Prompt -> Rewrite each of the following records as a numbered list, one line per item, leaving out any blank lines.

Entries shown ->
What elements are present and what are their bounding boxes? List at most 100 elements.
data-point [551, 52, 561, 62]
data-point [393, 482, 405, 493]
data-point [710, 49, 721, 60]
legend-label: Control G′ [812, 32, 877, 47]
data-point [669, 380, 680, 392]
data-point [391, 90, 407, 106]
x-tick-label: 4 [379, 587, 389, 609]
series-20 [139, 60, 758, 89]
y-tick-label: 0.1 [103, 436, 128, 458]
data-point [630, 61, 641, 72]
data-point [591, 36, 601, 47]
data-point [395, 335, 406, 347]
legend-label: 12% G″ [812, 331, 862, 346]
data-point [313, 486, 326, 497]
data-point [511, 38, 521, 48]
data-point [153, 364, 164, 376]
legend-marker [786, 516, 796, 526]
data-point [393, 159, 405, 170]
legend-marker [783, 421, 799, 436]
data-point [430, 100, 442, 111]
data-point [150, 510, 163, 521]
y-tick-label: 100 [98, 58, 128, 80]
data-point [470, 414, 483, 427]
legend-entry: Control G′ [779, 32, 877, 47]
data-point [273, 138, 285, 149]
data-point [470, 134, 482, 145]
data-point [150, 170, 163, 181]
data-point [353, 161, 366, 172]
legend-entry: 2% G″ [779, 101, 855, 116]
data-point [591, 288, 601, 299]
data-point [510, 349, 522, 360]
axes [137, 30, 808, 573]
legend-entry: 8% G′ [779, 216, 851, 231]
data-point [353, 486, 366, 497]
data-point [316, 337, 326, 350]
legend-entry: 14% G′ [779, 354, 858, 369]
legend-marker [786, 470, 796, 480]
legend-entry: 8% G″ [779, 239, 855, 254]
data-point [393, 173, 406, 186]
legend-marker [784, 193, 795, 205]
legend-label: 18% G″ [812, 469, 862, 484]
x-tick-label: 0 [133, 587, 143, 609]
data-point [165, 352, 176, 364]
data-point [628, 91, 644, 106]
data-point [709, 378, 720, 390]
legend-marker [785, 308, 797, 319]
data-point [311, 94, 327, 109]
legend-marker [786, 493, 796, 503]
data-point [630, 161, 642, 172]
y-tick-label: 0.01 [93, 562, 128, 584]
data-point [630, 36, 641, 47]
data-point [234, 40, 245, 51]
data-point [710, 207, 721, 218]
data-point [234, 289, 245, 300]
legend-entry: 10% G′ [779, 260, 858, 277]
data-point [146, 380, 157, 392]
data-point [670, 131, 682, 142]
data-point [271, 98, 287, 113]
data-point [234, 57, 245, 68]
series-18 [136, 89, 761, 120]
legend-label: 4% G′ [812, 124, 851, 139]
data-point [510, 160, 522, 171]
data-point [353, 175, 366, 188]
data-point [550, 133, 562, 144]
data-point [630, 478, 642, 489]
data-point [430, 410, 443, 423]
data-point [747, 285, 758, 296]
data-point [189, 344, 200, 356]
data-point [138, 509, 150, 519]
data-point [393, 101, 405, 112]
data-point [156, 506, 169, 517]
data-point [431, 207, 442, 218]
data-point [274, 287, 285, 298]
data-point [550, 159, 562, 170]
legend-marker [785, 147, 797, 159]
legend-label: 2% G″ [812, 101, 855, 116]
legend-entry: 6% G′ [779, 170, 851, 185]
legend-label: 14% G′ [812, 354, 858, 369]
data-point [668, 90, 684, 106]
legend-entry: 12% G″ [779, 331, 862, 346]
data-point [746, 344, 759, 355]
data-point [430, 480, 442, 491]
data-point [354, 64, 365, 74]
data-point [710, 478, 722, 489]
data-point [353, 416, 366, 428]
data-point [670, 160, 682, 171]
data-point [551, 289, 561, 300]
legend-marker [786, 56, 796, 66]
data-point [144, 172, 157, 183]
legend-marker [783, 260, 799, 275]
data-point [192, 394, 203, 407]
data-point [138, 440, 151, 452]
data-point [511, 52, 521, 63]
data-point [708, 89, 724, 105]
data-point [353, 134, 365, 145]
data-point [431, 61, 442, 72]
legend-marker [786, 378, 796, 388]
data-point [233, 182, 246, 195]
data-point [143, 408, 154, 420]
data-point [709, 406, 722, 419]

Solution to this task ->
1. What elements are present and what are their bounding boxes? List at most 100 elements.
2. data-point [551, 52, 561, 62]
3. data-point [393, 482, 405, 493]
4. data-point [710, 49, 721, 60]
5. legend-label: Control G′ [812, 32, 877, 47]
6. data-point [669, 380, 680, 392]
7. data-point [391, 90, 407, 106]
8. x-tick-label: 4 [379, 587, 389, 609]
9. series-20 [139, 60, 758, 89]
10. y-tick-label: 0.1 [103, 436, 128, 458]
11. data-point [630, 61, 641, 72]
12. data-point [591, 36, 601, 47]
13. data-point [395, 335, 406, 347]
14. legend-label: 12% G″ [812, 331, 862, 346]
15. data-point [313, 486, 326, 497]
16. data-point [511, 38, 521, 48]
17. data-point [153, 364, 164, 376]
18. legend-marker [786, 516, 796, 526]
19. data-point [393, 159, 405, 170]
20. legend-marker [783, 421, 799, 436]
21. data-point [430, 100, 442, 111]
22. data-point [150, 510, 163, 521]
23. y-tick-label: 100 [98, 58, 128, 80]
24. data-point [470, 414, 483, 427]
25. legend-entry: Control G′ [779, 32, 877, 47]
26. data-point [273, 138, 285, 149]
27. data-point [470, 134, 482, 145]
28. data-point [150, 170, 163, 181]
29. data-point [353, 161, 366, 172]
30. legend-entry: 2% G″ [779, 101, 855, 116]
31. data-point [591, 288, 601, 299]
32. data-point [510, 349, 522, 360]
33. axes [137, 30, 808, 573]
34. legend-entry: 8% G′ [779, 216, 851, 231]
35. data-point [353, 486, 366, 497]
36. data-point [316, 337, 326, 350]
37. legend-entry: 14% G′ [779, 354, 858, 369]
38. legend-marker [786, 470, 796, 480]
39. legend-entry: 8% G″ [779, 239, 855, 254]
40. data-point [393, 173, 406, 186]
41. legend-marker [784, 193, 795, 205]
42. legend-label: 18% G″ [812, 469, 862, 484]
43. x-tick-label: 0 [133, 587, 143, 609]
44. data-point [165, 352, 176, 364]
45. data-point [628, 91, 644, 106]
46. data-point [709, 378, 720, 390]
47. legend-marker [785, 308, 797, 319]
48. data-point [311, 94, 327, 109]
49. legend-marker [786, 493, 796, 503]
50. data-point [630, 161, 642, 172]
51. y-tick-label: 0.01 [93, 562, 128, 584]
52. data-point [630, 36, 641, 47]
53. data-point [234, 40, 245, 51]
54. data-point [710, 207, 721, 218]
55. data-point [234, 289, 245, 300]
56. legend-entry: 10% G′ [779, 260, 858, 277]
57. data-point [146, 380, 157, 392]
58. data-point [670, 131, 682, 142]
59. data-point [271, 98, 287, 113]
60. data-point [234, 57, 245, 68]
61. series-18 [136, 89, 761, 120]
62. legend-label: 4% G′ [812, 124, 851, 139]
63. data-point [510, 160, 522, 171]
64. data-point [353, 175, 366, 188]
65. data-point [550, 133, 562, 144]
66. data-point [630, 478, 642, 489]
67. data-point [430, 410, 443, 423]
68. data-point [747, 285, 758, 296]
69. data-point [189, 344, 200, 356]
70. data-point [138, 509, 150, 519]
71. data-point [393, 101, 405, 112]
72. data-point [156, 506, 169, 517]
73. data-point [431, 207, 442, 218]
74. data-point [274, 287, 285, 298]
75. data-point [550, 159, 562, 170]
76. legend-marker [785, 147, 797, 159]
77. legend-label: 2% G″ [812, 101, 855, 116]
78. legend-entry: 6% G′ [779, 170, 851, 185]
79. legend-label: 14% G′ [812, 354, 858, 369]
80. data-point [668, 90, 684, 106]
81. legend-entry: 12% G″ [779, 331, 862, 346]
82. data-point [746, 344, 759, 355]
83. data-point [430, 480, 442, 491]
84. data-point [354, 64, 365, 74]
85. data-point [710, 478, 722, 489]
86. data-point [353, 416, 366, 428]
87. data-point [670, 160, 682, 171]
88. data-point [551, 289, 561, 300]
89. legend-marker [786, 56, 796, 66]
90. data-point [144, 172, 157, 183]
91. legend-marker [783, 260, 799, 275]
92. data-point [192, 394, 203, 407]
93. data-point [138, 440, 151, 452]
94. data-point [511, 52, 521, 63]
95. data-point [708, 89, 724, 105]
96. data-point [353, 134, 365, 145]
97. data-point [431, 61, 442, 72]
98. legend-marker [786, 378, 796, 388]
99. data-point [233, 182, 246, 195]
100. data-point [143, 408, 154, 420]
101. data-point [709, 406, 722, 419]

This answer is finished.